• _DATASET ROWS_:
>>>

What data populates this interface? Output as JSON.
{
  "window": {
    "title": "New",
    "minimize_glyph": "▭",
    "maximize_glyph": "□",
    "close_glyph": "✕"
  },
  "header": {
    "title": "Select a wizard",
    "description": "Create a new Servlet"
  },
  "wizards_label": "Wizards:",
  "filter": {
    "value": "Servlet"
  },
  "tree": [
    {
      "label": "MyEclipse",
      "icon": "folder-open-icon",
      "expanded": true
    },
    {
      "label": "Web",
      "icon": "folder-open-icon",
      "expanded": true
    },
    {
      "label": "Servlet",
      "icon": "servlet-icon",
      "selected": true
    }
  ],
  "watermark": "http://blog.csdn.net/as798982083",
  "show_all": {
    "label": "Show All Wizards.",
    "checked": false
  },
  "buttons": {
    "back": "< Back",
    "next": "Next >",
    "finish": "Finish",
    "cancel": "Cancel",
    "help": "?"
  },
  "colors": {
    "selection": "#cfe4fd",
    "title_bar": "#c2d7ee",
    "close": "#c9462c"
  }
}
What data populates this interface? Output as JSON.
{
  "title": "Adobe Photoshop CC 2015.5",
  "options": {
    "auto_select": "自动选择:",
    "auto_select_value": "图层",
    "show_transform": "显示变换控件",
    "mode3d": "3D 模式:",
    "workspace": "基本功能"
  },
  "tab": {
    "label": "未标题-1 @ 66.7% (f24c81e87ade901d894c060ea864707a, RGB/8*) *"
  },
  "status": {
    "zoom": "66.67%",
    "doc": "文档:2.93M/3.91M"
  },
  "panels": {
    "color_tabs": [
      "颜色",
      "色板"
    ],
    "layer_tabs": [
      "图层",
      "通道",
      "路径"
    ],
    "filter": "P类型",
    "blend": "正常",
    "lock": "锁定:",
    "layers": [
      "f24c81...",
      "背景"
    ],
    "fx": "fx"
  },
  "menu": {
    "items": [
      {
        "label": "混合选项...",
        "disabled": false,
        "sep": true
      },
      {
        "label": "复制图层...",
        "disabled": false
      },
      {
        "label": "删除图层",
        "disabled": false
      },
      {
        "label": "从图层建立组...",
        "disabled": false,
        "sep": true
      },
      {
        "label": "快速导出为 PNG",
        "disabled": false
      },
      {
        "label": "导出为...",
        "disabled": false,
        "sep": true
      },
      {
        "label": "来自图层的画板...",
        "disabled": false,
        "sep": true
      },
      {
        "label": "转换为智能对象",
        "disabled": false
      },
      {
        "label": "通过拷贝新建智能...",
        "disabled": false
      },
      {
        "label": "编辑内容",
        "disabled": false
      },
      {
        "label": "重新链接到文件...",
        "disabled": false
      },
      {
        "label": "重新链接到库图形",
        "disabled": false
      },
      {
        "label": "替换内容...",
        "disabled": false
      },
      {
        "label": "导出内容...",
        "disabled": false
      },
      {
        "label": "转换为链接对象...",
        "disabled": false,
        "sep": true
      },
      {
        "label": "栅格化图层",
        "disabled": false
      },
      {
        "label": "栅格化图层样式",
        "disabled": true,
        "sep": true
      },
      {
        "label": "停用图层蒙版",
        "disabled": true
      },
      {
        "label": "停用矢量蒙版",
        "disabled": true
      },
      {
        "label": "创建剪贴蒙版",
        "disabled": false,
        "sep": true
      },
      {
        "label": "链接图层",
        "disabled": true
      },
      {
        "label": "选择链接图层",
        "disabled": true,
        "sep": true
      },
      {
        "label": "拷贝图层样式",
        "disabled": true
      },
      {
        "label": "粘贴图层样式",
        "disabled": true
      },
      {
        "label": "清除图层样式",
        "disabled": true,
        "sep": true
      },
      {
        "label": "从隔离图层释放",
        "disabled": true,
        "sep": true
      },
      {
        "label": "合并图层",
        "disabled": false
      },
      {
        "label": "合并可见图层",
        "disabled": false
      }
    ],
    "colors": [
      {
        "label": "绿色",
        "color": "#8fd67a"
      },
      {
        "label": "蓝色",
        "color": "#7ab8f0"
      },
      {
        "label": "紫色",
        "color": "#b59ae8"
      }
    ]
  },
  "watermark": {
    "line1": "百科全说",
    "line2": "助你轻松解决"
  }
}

<<<

• _AIM OF THE TASK_:
Return all of the data precisely as it appears.

• _FINAL RESULT_:
What data populates this interface? Output as JSON.
{
  "window": {
    "title": "New",
    "minimize_glyph": "▭",
    "maximize_glyph": "□",
    "close_glyph": "✕"
  },
  "header": {
    "title": "Select a wizard",
    "description": "Create a new Servlet"
  },
  "wizards_label": "Wizards:",
  "filter": {
    "value": "Servlet"
  },
  "tree": [
    {
      "label": "MyEclipse",
      "icon": "folder-open-icon",
      "expanded": true
    },
    {
      "label": "Web",
      "icon": "folder-open-icon",
      "expanded": true
    },
    {
      "label": "Servlet",
      "icon": "servlet-icon",
      "selected": true
    }
  ],
  "watermark": "http://blog.csdn.net/as798982083",
  "show_all": {
    "label": "Show All Wizards.",
    "checked": false
  },
  "buttons": {
    "back": "< Back",
    "next": "Next >",
    "finish": "Finish",
    "cancel": "Cancel",
    "help": "?"
  },
  "colors": {
    "selection": "#cfe4fd",
    "title_bar": "#c2d7ee",
    "close": "#c9462c"
  }
}
What data populates this interface? Output as JSON.
{
  "title": "Adobe Photoshop CC 2015.5",
  "options": {
    "auto_select": "自动选择:",
    "auto_select_value": "图层",
    "show_transform": "显示变换控件",
    "mode3d": "3D 模式:",
    "workspace": "基本功能"
  },
  "tab": {
    "label": "未标题-1 @ 66.7% (f24c81e87ade901d894c060ea864707a, RGB/8*) *"
  },
  "status": {
    "zoom": "66.67%",
    "doc": "文档:2.93M/3.91M"
  },
  "panels": {
    "color_tabs": [
      "颜色",
      "色板"
    ],
    "layer_tabs": [
      "图层",
      "通道",
      "路径"
    ],
    "filter": "P类型",
    "blend": "正常",
    "lock": "锁定:",
    "layers": [
      "f24c81...",
      "背景"
    ],
    "fx": "fx"
  },
  "menu": {
    "items": [
      {
        "label": "混合选项...",
        "disabled": false,
        "sep": true
      },
      {
        "label": "复制图层...",
        "disabled": false
      },
      {
        "label": "删除图层",
        "disabled": false
      },
      {
        "label": "从图层建立组...",
        "disabled": false,
        "sep": true
      },
      {
        "label": "快速导出为 PNG",
        "disabled": false
      },
      {
        "label": "导出为...",
        "disabled": false,
        "sep": true
      },
      {
        "label": "来自图层的画板...",
        "disabled": false,
        "sep": true
      },
      {
        "label": "转换为智能对象",
        "disabled": false
      },
      {
        "label": "通过拷贝新建智能...",
        "disabled": false
      },
      {
        "label": "编辑内容",
        "disabled": false
      },
      {
        "label": "重新链接到文件...",
        "disabled": false
      },
      {
        "label": "重新链接到库图形",
        "disabled": false
      },
      {
        "label": "替换内容...",
        "disabled": false
      },
      {
        "label": "导出内容...",
        "disabled": false
      },
      {
        "label": "转换为链接对象...",
        "disabled": false,
        "sep": true
      },
      {
        "label": "栅格化图层",
        "disabled": false
      },
      {
        "label": "栅格化图层样式",
        "disabled": true,
        "sep": true
      },
      {
        "label": "停用图层蒙版",
        "disabled": true
      },
      {
        "label": "停用矢量蒙版",
        "disabled": true
      },
      {
        "label": "创建剪贴蒙版",
        "disabled": false,
        "sep": true
      },
      {
        "label": "链接图层",
        "disabled": true
      },
      {
        "label": "选择链接图层",
        "disabled": true,
        "sep": true
      },
      {
        "label": "拷贝图层样式",
        "disabled": true
      },
      {
        "label": "粘贴图层样式",
        "disabled": true
      },
      {
        "label": "清除图层样式",
        "disabled": true,
        "sep": true
      },
      {
        "label": "从隔离图层释放",
        "disabled": true,
        "sep": true
      },
      {
        "label": "合并图层",
        "disabled": false
      },
      {
        "label": "合并可见图层",
        "disabled": false
      }
    ],
    "colors": [
      {
        "label": "绿色",
        "color": "#8fd67a"
      },
      {
        "label": "蓝色",
        "color": "#7ab8f0"
      },
      {
        "label": "紫色",
        "color": "#b59ae8"
      }
    ]
  },
  "watermark": {
    "line1": "百科全说",
    "line2": "助你轻松解决"
  }
}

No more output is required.